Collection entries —
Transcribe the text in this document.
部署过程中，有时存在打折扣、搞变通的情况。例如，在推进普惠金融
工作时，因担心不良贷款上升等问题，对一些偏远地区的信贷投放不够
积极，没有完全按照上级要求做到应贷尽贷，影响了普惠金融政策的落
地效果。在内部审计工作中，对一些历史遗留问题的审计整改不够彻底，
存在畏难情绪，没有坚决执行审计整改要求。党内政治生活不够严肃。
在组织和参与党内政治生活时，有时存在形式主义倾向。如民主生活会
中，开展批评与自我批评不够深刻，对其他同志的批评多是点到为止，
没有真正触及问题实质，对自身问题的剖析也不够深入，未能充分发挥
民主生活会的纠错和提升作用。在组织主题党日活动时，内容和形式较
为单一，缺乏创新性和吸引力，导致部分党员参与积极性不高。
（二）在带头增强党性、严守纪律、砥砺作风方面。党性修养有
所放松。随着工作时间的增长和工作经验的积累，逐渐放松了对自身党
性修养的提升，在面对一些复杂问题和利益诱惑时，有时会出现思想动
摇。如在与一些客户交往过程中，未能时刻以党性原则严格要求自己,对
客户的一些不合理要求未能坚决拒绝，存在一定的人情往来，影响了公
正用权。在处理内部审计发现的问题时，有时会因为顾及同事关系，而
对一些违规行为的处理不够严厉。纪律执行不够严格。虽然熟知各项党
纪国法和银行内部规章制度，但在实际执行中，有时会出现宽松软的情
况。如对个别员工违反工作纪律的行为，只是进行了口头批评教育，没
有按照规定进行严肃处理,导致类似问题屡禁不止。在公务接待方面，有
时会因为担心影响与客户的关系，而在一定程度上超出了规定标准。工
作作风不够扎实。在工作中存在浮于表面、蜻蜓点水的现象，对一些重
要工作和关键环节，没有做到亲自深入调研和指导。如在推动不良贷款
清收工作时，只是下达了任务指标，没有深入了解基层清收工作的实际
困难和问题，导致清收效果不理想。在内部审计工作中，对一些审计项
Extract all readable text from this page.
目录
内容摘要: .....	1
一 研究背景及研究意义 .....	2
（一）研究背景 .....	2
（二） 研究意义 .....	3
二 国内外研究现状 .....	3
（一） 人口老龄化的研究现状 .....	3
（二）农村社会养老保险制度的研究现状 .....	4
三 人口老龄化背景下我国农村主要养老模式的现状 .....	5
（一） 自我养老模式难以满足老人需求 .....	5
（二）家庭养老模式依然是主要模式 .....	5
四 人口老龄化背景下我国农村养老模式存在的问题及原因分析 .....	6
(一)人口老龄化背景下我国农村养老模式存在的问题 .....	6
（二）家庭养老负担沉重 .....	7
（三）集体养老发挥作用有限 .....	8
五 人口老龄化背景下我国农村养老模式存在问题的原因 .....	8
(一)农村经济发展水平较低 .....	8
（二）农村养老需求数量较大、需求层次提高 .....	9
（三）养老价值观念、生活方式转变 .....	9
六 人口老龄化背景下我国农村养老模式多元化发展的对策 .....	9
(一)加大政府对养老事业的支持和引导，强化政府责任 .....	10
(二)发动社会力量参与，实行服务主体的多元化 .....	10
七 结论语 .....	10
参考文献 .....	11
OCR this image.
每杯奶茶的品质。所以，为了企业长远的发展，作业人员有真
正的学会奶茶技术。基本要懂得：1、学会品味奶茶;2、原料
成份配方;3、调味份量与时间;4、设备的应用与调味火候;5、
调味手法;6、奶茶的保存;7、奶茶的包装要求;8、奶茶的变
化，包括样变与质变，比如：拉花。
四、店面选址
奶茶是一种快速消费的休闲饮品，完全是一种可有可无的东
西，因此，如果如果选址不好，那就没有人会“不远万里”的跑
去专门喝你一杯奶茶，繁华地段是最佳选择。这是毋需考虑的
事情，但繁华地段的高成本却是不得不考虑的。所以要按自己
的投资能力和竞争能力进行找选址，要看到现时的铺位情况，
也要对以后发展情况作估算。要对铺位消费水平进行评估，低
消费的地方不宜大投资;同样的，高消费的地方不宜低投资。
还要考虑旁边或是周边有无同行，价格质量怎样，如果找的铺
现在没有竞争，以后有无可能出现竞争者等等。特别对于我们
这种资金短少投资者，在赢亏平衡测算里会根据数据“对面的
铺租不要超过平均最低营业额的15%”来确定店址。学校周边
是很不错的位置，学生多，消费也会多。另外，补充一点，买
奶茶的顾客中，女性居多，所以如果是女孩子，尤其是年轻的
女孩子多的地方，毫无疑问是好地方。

Task —
Gather up every line from the listing above in which the word "text" occurs.

Written solution —
Transcribe the text in this document.
Extract all readable text from this page.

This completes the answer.